━━━ ITEMS

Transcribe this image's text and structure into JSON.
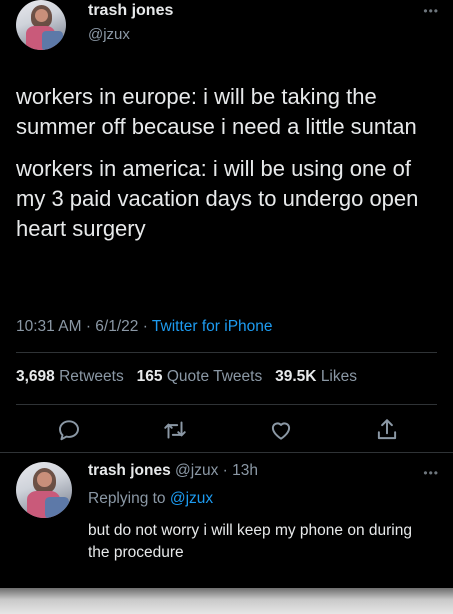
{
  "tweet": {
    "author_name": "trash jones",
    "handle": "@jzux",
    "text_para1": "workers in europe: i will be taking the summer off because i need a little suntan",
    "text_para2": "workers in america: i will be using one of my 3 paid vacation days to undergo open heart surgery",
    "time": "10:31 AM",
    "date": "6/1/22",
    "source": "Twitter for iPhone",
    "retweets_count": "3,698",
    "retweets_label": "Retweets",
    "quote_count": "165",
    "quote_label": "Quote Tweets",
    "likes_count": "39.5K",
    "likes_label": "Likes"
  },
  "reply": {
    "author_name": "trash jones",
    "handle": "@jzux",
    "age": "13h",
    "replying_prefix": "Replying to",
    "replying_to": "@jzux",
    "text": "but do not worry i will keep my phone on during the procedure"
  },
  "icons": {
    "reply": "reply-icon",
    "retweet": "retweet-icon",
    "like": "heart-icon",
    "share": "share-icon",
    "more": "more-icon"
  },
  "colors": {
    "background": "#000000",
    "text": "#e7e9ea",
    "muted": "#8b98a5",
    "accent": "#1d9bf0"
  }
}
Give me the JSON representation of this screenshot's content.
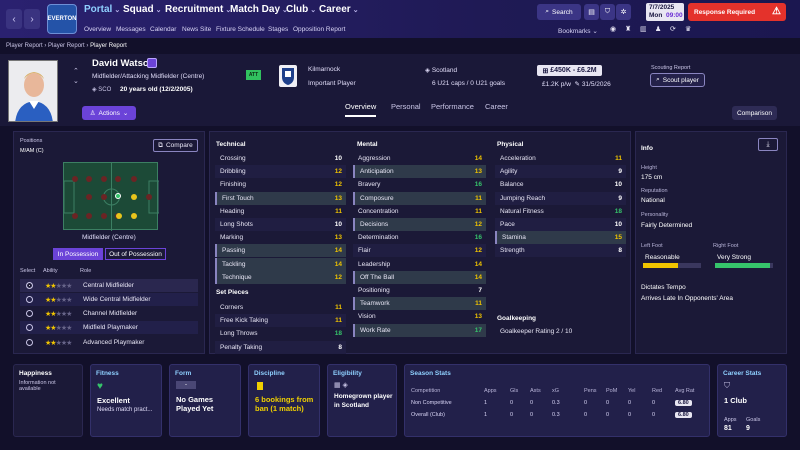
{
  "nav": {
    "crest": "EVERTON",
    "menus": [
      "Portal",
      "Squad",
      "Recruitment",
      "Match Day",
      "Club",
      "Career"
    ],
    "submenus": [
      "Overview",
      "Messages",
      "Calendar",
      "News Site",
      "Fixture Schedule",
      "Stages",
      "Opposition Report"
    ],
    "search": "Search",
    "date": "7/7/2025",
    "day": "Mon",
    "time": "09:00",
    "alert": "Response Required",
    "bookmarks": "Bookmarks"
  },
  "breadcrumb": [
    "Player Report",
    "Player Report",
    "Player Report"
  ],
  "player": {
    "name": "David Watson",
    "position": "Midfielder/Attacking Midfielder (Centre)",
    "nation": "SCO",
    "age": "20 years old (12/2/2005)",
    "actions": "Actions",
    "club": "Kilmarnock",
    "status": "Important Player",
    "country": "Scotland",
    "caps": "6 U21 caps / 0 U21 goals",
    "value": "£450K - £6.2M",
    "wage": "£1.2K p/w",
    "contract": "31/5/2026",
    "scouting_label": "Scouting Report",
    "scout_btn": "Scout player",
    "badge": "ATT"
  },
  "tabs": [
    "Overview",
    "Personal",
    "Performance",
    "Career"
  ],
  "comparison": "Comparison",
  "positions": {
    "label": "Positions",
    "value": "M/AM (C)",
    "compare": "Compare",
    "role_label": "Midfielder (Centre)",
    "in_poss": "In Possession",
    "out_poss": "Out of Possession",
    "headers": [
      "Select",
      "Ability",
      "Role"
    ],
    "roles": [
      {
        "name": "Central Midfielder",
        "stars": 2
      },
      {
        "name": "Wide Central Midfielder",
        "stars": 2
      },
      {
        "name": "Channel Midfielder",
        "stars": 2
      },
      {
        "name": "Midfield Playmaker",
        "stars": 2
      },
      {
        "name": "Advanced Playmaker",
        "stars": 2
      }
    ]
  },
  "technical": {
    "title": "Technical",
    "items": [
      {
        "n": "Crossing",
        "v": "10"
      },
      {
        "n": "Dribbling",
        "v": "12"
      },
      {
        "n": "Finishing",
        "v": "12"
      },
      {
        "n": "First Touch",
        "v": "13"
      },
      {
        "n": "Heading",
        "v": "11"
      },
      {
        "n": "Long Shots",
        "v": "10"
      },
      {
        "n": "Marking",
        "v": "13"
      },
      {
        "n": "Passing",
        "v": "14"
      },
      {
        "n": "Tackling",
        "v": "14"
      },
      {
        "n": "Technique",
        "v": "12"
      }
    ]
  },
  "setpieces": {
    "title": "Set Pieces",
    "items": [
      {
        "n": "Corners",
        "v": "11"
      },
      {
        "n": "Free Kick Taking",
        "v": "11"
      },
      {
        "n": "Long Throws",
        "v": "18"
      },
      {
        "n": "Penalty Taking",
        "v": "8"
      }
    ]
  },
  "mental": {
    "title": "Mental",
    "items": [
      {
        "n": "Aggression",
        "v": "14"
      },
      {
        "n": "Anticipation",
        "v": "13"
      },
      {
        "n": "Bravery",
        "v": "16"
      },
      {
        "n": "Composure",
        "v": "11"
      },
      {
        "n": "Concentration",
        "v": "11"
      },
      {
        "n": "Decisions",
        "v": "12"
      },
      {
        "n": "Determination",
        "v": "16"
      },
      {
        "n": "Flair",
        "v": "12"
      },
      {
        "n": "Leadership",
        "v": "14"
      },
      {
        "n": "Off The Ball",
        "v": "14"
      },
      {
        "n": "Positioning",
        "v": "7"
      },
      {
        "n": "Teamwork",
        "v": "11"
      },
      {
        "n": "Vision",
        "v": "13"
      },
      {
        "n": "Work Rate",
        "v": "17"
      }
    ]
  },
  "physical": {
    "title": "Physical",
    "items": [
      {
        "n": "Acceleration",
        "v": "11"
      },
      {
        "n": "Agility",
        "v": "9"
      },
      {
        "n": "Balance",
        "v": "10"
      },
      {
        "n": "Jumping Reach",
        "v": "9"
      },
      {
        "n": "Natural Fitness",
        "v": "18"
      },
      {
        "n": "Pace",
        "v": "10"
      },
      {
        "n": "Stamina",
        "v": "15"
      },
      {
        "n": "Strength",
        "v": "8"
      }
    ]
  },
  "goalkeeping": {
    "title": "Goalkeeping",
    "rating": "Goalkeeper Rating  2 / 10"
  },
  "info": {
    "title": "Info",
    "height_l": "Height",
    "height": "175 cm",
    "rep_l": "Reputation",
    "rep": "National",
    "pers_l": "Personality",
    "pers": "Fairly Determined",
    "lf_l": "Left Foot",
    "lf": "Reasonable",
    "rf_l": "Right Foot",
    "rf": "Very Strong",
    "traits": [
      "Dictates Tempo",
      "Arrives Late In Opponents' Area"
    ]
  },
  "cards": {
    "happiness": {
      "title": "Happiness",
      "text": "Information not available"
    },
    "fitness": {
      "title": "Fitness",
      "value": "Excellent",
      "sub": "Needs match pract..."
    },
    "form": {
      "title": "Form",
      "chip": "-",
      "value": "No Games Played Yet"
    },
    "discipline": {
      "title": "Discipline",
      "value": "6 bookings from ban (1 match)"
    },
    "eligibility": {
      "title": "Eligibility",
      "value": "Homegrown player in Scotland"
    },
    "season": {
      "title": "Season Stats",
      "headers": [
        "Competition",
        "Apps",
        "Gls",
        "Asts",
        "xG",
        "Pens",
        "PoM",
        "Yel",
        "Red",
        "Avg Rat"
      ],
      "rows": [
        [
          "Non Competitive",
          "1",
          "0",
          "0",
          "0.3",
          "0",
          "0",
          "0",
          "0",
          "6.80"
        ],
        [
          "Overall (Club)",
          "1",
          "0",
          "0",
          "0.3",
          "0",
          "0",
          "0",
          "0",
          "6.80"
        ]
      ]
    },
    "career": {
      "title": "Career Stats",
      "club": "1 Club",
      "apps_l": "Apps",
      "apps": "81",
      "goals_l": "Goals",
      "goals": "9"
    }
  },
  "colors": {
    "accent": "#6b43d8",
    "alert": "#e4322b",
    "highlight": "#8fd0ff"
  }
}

━━━━━━
━━━ ITEMS

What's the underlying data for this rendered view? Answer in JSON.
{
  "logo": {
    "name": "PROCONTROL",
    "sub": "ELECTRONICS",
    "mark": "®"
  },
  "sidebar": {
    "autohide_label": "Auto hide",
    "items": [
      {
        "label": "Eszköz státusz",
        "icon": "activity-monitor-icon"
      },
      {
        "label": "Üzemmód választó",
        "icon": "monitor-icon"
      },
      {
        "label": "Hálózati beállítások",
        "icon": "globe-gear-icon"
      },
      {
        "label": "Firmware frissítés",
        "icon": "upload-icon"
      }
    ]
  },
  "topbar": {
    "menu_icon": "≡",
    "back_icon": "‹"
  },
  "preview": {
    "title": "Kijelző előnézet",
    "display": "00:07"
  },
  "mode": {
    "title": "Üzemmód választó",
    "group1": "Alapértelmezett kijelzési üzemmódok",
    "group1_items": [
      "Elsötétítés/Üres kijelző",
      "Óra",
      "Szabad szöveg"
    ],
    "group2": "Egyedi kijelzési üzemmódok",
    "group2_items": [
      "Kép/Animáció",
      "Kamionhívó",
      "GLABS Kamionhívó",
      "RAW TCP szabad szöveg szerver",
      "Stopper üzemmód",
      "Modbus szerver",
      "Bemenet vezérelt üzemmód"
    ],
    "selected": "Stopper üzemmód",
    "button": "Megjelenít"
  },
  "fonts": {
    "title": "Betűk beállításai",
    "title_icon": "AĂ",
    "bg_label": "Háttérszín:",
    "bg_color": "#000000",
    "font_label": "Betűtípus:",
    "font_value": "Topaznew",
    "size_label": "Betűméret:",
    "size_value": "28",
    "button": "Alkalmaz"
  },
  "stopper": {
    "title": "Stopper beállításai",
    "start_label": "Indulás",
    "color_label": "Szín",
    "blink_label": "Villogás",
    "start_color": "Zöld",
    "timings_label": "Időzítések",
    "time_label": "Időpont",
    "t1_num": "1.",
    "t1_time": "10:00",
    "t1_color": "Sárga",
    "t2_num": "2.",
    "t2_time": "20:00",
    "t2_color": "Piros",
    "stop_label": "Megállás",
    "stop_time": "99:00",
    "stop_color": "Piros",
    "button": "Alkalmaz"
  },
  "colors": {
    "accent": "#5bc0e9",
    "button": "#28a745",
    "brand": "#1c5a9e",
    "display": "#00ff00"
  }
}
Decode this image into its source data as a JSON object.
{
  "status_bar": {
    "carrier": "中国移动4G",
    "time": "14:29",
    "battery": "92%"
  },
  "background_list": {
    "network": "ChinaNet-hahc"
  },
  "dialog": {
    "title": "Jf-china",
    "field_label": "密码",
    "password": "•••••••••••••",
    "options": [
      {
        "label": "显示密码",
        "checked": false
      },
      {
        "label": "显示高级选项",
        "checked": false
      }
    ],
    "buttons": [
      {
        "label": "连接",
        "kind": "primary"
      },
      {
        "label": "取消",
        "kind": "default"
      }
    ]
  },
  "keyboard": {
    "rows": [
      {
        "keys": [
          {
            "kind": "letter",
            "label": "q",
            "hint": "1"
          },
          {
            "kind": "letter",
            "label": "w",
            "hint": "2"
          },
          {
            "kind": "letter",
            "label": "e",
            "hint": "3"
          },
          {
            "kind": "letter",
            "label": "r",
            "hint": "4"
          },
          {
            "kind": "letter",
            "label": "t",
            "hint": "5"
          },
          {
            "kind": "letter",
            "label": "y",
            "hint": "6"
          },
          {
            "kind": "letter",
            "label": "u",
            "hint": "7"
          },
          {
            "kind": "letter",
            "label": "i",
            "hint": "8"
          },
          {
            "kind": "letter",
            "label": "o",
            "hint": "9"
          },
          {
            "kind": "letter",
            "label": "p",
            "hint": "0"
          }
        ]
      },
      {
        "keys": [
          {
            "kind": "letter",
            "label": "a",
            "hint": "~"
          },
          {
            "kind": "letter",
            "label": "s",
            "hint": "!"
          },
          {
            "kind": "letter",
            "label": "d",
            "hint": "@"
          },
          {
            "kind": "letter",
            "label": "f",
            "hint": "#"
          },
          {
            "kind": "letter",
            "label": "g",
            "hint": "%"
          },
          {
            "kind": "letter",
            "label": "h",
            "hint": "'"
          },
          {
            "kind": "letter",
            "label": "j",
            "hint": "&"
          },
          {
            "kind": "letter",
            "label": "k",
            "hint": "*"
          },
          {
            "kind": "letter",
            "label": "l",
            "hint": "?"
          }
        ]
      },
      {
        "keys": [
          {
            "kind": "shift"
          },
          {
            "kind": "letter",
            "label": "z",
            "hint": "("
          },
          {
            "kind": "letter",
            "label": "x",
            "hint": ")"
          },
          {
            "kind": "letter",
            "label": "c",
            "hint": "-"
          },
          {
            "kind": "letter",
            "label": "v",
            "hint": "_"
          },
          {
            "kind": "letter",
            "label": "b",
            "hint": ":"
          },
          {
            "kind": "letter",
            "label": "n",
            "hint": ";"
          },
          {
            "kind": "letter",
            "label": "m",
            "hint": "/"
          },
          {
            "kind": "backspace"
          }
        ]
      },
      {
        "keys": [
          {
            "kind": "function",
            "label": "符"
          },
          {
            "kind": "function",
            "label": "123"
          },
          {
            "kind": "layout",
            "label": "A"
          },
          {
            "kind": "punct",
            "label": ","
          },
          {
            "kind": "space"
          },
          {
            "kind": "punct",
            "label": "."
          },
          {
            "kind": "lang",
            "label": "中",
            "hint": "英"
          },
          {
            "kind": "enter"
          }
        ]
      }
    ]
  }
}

━━━━━━

Search the data for the string "Stats" and copy each line where it appears.

      "title": "Season Stats",
      "title": "Career Stats",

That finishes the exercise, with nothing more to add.